Determine the number of lines containing the word "title". Reply with it and nothing else.

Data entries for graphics
****
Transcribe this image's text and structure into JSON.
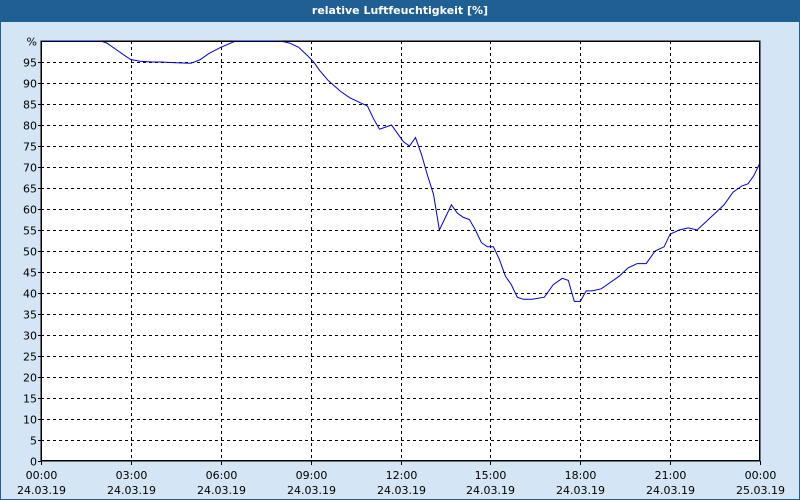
{
  "window": {
    "title": "relative Luftfeuchtigkeit [%]"
  },
  "chart_data": {
    "type": "line",
    "title": "relative Luftfeuchtigkeit [%]",
    "ylabel": "%",
    "ylim": [
      0,
      100
    ],
    "yticks": [
      0,
      5,
      10,
      15,
      20,
      25,
      30,
      35,
      40,
      45,
      50,
      55,
      60,
      65,
      70,
      75,
      80,
      85,
      90,
      95
    ],
    "xlim": [
      0,
      24
    ],
    "xticks": [
      {
        "x": 0,
        "time": "00:00",
        "date": "24.03.19"
      },
      {
        "x": 3,
        "time": "03:00",
        "date": "24.03.19"
      },
      {
        "x": 6,
        "time": "06:00",
        "date": "24.03.19"
      },
      {
        "x": 9,
        "time": "09:00",
        "date": "24.03.19"
      },
      {
        "x": 12,
        "time": "12:00",
        "date": "24.03.19"
      },
      {
        "x": 15,
        "time": "15:00",
        "date": "24.03.19"
      },
      {
        "x": 18,
        "time": "18:00",
        "date": "24.03.19"
      },
      {
        "x": 21,
        "time": "21:00",
        "date": "24.03.19"
      },
      {
        "x": 24,
        "time": "00:00",
        "date": "25.03.19"
      }
    ],
    "grid": true,
    "colors": {
      "line": "#0000cc",
      "plot_bg": "#ffffff",
      "grid": "#000000"
    },
    "series": [
      {
        "x": [
          0,
          0.5,
          1,
          1.5,
          2,
          2.2,
          2.5,
          2.8,
          3,
          3.3,
          3.7,
          4,
          4.5,
          5,
          5.3,
          5.6,
          6,
          6.5,
          7,
          7.5,
          8,
          8.3,
          8.6,
          8.9,
          9.1,
          9.3,
          9.6,
          10,
          10.3,
          10.6,
          10.9,
          11.1,
          11.3,
          11.5,
          11.7,
          11.9,
          12.1,
          12.3,
          12.5,
          12.7,
          12.9,
          13.1,
          13.3,
          13.5,
          13.7,
          13.9,
          14.1,
          14.3,
          14.5,
          14.7,
          14.9,
          15.1,
          15.3,
          15.5,
          15.7,
          15.9,
          16.1,
          16.4,
          16.8,
          17.1,
          17.4,
          17.6,
          17.8,
          18,
          18.2,
          18.4,
          18.7,
          19,
          19.3,
          19.6,
          19.9,
          20.2,
          20.5,
          20.8,
          21,
          21.3,
          21.6,
          21.9,
          22.2,
          22.5,
          22.8,
          23.1,
          23.4,
          23.6,
          23.8,
          24
        ],
        "y": [
          100,
          100,
          100,
          100,
          100,
          99.5,
          98,
          96.5,
          95.6,
          95.2,
          95,
          95,
          94.8,
          94.7,
          95.5,
          97,
          98.5,
          100,
          100,
          100,
          100,
          99.5,
          98.5,
          96.5,
          95,
          93,
          90.5,
          88,
          86.5,
          85.5,
          84.5,
          81.5,
          79,
          79.5,
          80,
          78,
          76,
          75,
          77,
          73,
          68,
          63.5,
          55,
          58,
          61,
          59,
          58,
          57.5,
          55,
          52,
          51,
          51,
          48,
          44,
          42,
          39,
          38.5,
          38.5,
          39,
          42,
          43.5,
          43,
          38,
          38,
          40.5,
          40.5,
          41,
          42.5,
          44,
          46,
          47,
          47,
          50,
          51,
          54,
          55,
          55.5,
          55,
          57,
          59,
          61,
          64,
          65.5,
          66,
          68,
          71
        ]
      }
    ]
  }
}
****
● Exercise response
2